**GIVEN ENTRIES:**

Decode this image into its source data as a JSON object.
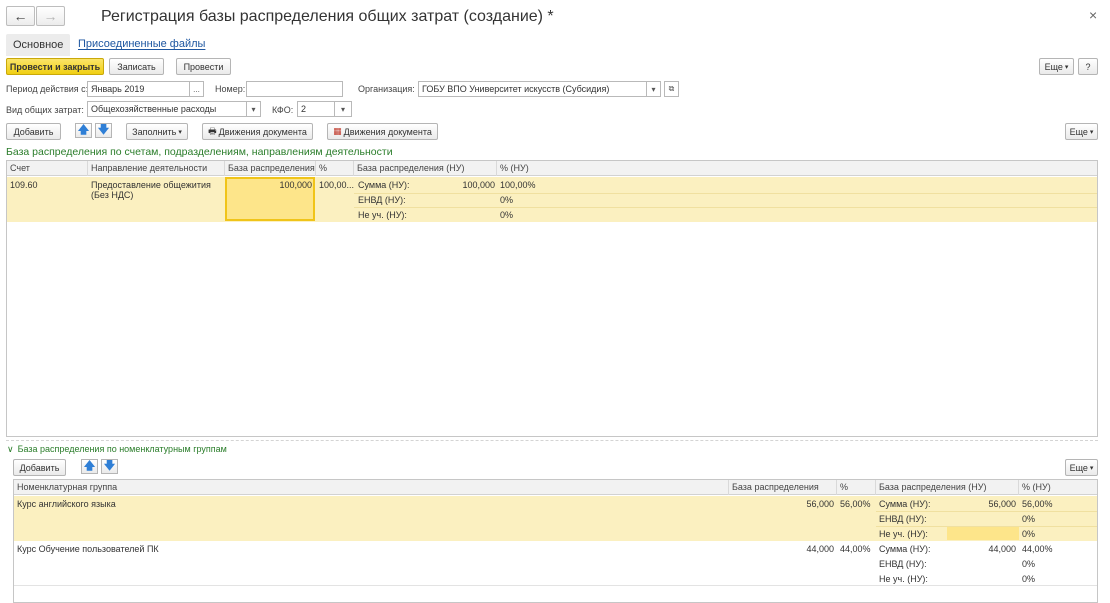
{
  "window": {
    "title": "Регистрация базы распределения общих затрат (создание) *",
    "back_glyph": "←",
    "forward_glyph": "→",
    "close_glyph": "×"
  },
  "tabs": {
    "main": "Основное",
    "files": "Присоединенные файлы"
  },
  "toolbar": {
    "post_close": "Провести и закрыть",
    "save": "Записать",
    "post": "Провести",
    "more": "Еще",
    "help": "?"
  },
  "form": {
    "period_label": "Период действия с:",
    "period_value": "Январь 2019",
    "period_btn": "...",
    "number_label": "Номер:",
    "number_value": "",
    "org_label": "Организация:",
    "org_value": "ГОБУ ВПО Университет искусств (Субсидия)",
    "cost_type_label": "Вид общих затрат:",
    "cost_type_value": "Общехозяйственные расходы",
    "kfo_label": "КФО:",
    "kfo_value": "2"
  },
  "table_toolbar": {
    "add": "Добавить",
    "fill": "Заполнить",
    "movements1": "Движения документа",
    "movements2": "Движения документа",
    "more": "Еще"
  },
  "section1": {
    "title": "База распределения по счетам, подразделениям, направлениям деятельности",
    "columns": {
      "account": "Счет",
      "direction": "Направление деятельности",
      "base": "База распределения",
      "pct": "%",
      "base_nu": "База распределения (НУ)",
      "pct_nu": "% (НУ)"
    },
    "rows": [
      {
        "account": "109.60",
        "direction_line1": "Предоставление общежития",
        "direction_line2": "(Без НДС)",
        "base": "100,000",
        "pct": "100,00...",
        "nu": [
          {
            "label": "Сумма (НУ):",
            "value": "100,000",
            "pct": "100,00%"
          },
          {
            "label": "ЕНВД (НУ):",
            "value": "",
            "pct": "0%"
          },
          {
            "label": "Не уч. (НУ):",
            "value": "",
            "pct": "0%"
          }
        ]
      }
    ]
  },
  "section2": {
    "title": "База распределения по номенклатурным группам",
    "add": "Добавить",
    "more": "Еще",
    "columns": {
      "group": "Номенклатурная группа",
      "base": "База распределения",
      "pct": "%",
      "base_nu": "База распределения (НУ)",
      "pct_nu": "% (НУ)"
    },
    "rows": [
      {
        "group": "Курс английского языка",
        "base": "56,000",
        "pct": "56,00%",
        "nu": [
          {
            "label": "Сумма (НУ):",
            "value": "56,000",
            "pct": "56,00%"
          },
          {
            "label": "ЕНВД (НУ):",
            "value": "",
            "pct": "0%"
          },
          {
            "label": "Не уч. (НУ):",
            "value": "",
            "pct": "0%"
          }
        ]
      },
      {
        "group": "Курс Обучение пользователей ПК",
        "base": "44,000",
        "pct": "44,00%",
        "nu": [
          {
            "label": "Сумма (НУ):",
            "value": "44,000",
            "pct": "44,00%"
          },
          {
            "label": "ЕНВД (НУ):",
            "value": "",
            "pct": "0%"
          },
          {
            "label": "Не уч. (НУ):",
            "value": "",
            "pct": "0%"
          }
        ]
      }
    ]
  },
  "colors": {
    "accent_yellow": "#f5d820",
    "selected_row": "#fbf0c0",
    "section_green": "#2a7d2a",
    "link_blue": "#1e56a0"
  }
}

**CHALLENGE:** Pull every line containing "затрат" out of the records.

**OUTPUT FOR THIS EXERCISE:**
    "title": "Регистрация базы распределения общих затрат (создание) *",
    "cost_type_label": "Вид общих затрат:",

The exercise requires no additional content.